**Data supplied:**
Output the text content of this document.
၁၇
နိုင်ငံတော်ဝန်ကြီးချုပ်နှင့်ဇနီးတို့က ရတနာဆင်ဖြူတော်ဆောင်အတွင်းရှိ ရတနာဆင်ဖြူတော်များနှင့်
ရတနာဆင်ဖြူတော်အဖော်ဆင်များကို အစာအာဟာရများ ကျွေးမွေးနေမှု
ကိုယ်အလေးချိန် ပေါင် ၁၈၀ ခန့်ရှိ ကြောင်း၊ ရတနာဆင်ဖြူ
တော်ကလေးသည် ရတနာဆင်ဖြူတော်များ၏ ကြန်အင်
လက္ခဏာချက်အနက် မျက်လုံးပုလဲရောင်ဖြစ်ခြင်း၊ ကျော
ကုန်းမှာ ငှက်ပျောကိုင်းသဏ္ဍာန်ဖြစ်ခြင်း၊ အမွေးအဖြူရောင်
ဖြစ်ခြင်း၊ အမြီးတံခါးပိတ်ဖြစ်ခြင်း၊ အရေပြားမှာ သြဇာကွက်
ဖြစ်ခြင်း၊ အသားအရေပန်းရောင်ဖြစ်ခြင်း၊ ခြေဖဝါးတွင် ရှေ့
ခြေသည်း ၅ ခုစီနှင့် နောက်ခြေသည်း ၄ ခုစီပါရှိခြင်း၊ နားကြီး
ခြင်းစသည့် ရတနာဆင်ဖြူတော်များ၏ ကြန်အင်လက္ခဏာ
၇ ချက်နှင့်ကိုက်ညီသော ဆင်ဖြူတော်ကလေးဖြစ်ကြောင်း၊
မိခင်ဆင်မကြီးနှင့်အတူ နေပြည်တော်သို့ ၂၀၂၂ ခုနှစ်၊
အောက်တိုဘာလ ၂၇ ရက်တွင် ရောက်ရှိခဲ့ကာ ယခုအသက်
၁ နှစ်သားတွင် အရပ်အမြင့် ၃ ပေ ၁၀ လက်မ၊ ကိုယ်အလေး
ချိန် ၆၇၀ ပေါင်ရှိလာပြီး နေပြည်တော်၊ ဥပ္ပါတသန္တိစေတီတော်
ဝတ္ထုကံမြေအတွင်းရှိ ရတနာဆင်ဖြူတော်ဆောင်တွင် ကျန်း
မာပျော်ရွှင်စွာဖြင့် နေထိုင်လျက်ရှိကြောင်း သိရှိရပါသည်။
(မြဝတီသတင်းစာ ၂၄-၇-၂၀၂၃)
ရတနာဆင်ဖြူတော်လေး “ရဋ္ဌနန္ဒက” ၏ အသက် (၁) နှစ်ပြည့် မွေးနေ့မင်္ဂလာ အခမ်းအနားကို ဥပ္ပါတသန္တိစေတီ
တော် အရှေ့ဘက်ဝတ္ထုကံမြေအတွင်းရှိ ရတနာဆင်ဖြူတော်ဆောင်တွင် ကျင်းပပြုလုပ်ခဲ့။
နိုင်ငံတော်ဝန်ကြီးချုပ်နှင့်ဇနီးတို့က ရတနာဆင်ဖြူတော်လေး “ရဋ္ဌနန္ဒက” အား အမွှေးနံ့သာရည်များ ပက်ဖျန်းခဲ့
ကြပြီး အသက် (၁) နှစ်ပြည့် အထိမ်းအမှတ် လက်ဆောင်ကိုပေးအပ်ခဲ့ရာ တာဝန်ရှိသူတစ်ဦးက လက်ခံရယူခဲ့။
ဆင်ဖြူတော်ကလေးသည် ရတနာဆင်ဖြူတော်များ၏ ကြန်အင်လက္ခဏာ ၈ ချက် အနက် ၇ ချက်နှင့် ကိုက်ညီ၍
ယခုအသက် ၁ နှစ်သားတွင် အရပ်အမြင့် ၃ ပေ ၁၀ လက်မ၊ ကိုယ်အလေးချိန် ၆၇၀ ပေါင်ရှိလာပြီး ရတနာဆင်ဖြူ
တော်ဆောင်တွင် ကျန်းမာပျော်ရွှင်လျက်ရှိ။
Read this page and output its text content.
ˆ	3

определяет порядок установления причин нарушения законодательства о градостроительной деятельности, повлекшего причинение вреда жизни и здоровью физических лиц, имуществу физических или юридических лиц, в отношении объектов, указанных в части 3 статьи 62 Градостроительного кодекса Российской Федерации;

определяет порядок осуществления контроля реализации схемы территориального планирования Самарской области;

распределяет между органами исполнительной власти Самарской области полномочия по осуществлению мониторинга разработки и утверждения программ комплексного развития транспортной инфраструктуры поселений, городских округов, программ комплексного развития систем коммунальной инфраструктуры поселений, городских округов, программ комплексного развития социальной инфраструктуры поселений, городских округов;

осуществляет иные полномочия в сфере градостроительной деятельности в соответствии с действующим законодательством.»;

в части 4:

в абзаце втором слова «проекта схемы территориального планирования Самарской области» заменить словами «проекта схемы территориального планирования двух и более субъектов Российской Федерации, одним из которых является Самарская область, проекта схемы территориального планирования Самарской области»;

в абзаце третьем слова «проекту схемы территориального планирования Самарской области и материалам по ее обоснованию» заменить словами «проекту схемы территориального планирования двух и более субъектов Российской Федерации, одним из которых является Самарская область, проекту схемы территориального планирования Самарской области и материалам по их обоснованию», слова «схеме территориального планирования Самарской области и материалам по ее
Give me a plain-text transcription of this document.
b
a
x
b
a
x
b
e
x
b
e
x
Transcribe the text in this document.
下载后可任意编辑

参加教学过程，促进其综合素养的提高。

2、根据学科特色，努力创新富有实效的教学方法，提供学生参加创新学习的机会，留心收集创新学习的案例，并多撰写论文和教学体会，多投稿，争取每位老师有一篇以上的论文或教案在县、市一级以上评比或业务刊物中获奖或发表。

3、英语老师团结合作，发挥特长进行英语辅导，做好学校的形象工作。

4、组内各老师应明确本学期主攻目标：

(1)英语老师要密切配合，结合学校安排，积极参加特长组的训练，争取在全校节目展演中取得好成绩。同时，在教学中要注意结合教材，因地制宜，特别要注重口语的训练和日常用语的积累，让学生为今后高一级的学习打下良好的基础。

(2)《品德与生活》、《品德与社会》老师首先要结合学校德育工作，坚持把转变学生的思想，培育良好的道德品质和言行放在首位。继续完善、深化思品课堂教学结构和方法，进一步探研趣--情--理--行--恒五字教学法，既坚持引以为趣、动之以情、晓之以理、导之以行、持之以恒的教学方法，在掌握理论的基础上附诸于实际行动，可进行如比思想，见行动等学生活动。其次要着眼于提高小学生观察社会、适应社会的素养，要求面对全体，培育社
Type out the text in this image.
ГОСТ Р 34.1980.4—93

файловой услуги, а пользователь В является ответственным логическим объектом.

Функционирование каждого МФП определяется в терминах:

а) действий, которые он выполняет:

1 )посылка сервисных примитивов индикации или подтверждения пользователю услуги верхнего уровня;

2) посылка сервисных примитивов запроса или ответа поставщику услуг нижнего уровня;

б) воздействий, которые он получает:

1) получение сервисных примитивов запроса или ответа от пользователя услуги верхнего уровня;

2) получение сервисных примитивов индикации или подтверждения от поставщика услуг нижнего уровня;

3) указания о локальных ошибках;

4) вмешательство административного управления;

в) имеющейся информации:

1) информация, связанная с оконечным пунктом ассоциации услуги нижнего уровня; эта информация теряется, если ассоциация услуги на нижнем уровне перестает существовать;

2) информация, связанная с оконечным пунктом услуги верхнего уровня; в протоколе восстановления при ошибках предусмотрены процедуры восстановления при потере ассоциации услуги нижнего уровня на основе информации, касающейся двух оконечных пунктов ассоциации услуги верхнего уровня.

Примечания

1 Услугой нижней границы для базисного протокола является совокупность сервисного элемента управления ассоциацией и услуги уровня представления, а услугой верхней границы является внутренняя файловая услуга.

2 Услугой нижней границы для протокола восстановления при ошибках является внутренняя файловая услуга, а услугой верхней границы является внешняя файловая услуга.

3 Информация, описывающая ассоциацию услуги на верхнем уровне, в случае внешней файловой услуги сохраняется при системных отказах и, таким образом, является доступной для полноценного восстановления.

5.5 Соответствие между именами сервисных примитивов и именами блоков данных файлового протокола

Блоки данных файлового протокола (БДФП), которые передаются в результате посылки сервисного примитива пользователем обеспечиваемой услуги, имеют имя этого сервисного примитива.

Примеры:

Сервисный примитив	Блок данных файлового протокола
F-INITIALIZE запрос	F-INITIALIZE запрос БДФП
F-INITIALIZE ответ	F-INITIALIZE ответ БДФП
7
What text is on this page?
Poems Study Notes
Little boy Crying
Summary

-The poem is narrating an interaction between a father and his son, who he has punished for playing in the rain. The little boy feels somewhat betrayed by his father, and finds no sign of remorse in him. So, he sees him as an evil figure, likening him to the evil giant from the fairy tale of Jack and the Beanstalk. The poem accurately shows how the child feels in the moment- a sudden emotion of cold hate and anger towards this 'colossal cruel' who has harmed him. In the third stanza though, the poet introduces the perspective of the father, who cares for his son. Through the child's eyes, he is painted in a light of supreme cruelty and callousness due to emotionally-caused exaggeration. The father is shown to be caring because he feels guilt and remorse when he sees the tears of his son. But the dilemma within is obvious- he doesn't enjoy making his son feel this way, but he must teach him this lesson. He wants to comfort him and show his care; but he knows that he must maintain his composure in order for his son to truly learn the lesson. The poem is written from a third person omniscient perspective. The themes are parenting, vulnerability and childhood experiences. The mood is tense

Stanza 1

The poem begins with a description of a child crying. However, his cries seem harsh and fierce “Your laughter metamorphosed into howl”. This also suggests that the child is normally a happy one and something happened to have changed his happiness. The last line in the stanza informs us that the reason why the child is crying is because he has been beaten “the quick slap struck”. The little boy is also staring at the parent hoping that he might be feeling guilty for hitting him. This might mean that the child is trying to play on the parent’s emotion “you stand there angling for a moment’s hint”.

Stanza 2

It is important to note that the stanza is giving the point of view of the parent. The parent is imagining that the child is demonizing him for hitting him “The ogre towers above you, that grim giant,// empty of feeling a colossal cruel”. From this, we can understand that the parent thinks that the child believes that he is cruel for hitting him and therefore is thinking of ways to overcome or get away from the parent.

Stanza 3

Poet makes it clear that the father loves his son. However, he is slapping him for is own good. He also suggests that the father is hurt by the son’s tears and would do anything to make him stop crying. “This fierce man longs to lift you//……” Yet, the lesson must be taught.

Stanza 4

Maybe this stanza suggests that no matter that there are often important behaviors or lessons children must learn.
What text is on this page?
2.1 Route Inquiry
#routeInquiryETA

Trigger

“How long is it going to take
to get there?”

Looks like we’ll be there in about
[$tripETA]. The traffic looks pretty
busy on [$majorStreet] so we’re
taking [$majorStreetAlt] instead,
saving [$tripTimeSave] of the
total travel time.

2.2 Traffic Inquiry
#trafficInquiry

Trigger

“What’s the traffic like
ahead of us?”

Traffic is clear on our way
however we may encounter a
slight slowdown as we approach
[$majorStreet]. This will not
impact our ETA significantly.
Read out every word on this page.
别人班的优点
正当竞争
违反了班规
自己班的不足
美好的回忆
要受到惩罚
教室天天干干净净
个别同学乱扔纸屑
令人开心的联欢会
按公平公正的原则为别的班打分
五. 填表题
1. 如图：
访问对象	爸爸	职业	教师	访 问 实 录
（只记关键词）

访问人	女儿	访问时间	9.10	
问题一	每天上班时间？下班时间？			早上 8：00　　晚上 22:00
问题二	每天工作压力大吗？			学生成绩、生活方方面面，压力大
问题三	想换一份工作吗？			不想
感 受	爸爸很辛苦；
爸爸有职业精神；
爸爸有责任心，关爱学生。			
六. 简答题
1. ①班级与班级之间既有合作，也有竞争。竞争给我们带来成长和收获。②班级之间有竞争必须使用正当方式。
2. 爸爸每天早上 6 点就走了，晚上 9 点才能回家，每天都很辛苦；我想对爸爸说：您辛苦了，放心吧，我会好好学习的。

**Given instruction:** Copy all lines from the material that include "father".

**Complete response:**
-The poem is narrating an interaction between a father and his son, who he has punished for playing in the rain. The little boy feels somewhat betrayed by his father, and finds no sign of remorse in him. So, he sees him as an evil figure, likening him to the evil giant from the fairy tale of Jack and the Beanstalk. The poem accurately shows how the child feels in the moment- a sudden emotion of cold hate and anger towards this 'colossal cruel' who has harmed him. In the third stanza though, the poet introduces the perspective of the father, who cares for his son. Through the child's eyes, he is painted in a light of supreme cruelty and callousness due to emotionally-caused exaggeration. The father is shown to be caring because he feels guilt and remorse when he sees the tears of his son. But the dilemma within is obvious- he doesn't enjoy making his son feel this way, but he must teach him this lesson. He wants to comfort him and show his care; but he knows that he must maintain his composure in order for his son to truly learn the lesson. The poem is written from a third person omniscient perspective. The themes are parenting, vulnerability and childhood experiences. The mood is tense
Poet makes it clear that the father loves his son. However, he is slapping him for is own good. He also suggests that the father is hurt by the son’s tears and would do anything to make him stop crying. “This fierce man longs to lift you//……” Yet, the lesson must be taught.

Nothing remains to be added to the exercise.